**PROBLEM REQUIREMENTS**
Retype each entry below exactly as it stands.

-------- SUPPLIED INFORMATION --------

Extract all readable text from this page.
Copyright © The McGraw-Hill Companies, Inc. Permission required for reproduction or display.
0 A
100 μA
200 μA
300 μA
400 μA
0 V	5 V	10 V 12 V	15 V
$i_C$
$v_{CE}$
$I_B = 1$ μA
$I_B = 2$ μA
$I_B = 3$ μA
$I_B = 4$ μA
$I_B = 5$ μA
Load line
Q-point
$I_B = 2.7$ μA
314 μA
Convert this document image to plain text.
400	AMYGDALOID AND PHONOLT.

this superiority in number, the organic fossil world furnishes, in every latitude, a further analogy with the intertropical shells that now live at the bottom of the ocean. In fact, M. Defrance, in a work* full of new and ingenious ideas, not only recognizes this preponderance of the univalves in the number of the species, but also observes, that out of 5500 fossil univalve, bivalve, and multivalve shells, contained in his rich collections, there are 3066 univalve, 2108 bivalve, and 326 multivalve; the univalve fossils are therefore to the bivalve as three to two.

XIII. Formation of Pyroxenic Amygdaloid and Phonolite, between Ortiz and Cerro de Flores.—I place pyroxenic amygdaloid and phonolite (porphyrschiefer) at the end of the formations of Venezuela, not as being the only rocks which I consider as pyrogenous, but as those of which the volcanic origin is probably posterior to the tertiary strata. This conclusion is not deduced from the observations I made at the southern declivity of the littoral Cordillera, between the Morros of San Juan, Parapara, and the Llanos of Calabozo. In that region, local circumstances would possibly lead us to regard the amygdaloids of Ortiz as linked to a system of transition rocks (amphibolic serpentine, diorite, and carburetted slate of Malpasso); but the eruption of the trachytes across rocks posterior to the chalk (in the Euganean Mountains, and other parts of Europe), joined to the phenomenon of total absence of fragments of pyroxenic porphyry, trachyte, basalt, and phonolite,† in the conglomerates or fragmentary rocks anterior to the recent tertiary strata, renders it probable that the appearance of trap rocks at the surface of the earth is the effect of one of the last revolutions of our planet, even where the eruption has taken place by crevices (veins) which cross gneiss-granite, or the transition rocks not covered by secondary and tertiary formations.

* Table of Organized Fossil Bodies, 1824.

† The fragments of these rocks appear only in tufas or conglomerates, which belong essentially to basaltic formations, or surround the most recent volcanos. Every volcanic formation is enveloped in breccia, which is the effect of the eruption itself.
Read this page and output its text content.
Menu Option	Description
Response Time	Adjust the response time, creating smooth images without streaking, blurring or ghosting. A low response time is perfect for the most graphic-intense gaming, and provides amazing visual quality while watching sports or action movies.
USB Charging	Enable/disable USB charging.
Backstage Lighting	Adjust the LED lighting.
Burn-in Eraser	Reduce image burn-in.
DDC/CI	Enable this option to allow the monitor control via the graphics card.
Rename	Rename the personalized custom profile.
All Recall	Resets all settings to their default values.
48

--------

**EXERCISE RESULT**
Extract all readable text from this page.
Copyright © The McGraw-Hill Companies, Inc. Permission required for reproduction or display.
0 A
100 μA
200 μA
300 μA
400 μA
0 V	5 V	10 V 12 V	15 V
$i_C$
$v_{CE}$
$I_B = 1$ μA
$I_B = 2$ μA
$I_B = 3$ μA
$I_B = 4$ μA
$I_B = 5$ μA
Load line
Q-point
$I_B = 2.7$ μA
314 μA
Convert this document image to plain text.
400	AMYGDALOID AND PHONOLT.

this superiority in number, the organic fossil world furnishes, in every latitude, a further analogy with the intertropical shells that now live at the bottom of the ocean. In fact, M. Defrance, in a work* full of new and ingenious ideas, not only recognizes this preponderance of the univalves in the number of the species, but also observes, that out of 5500 fossil univalve, bivalve, and multivalve shells, contained in his rich collections, there are 3066 univalve, 2108 bivalve, and 326 multivalve; the univalve fossils are therefore to the bivalve as three to two.

XIII. Formation of Pyroxenic Amygdaloid and Phonolite, between Ortiz and Cerro de Flores.—I place pyroxenic amygdaloid and phonolite (porphyrschiefer) at the end of the formations of Venezuela, not as being the only rocks which I consider as pyrogenous, but as those of which the volcanic origin is probably posterior to the tertiary strata. This conclusion is not deduced from the observations I made at the southern declivity of the littoral Cordillera, between the Morros of San Juan, Parapara, and the Llanos of Calabozo. In that region, local circumstances would possibly lead us to regard the amygdaloids of Ortiz as linked to a system of transition rocks (amphibolic serpentine, diorite, and carburetted slate of Malpasso); but the eruption of the trachytes across rocks posterior to the chalk (in the Euganean Mountains, and other parts of Europe), joined to the phenomenon of total absence of fragments of pyroxenic porphyry, trachyte, basalt, and phonolite,† in the conglomerates or fragmentary rocks anterior to the recent tertiary strata, renders it probable that the appearance of trap rocks at the surface of the earth is the effect of one of the last revolutions of our planet, even where the eruption has taken place by crevices (veins) which cross gneiss-granite, or the transition rocks not covered by secondary and tertiary formations.

* Table of Organized Fossil Bodies, 1824.

† The fragments of these rocks appear only in tufas or conglomerates, which belong essentially to basaltic formations, or surround the most recent volcanos. Every volcanic formation is enveloped in breccia, which is the effect of the eruption itself.
Read this page and output its text content.
Menu Option	Description
Response Time	Adjust the response time, creating smooth images without streaking, blurring or ghosting. A low response time is perfect for the most graphic-intense gaming, and provides amazing visual quality while watching sports or action movies.
USB Charging	Enable/disable USB charging.
Backstage Lighting	Adjust the LED lighting.
Burn-in Eraser	Reduce image burn-in.
DDC/CI	Enable this option to allow the monitor control via the graphics card.
Rename	Rename the personalized custom profile.
All Recall	Resets all settings to their default values.
48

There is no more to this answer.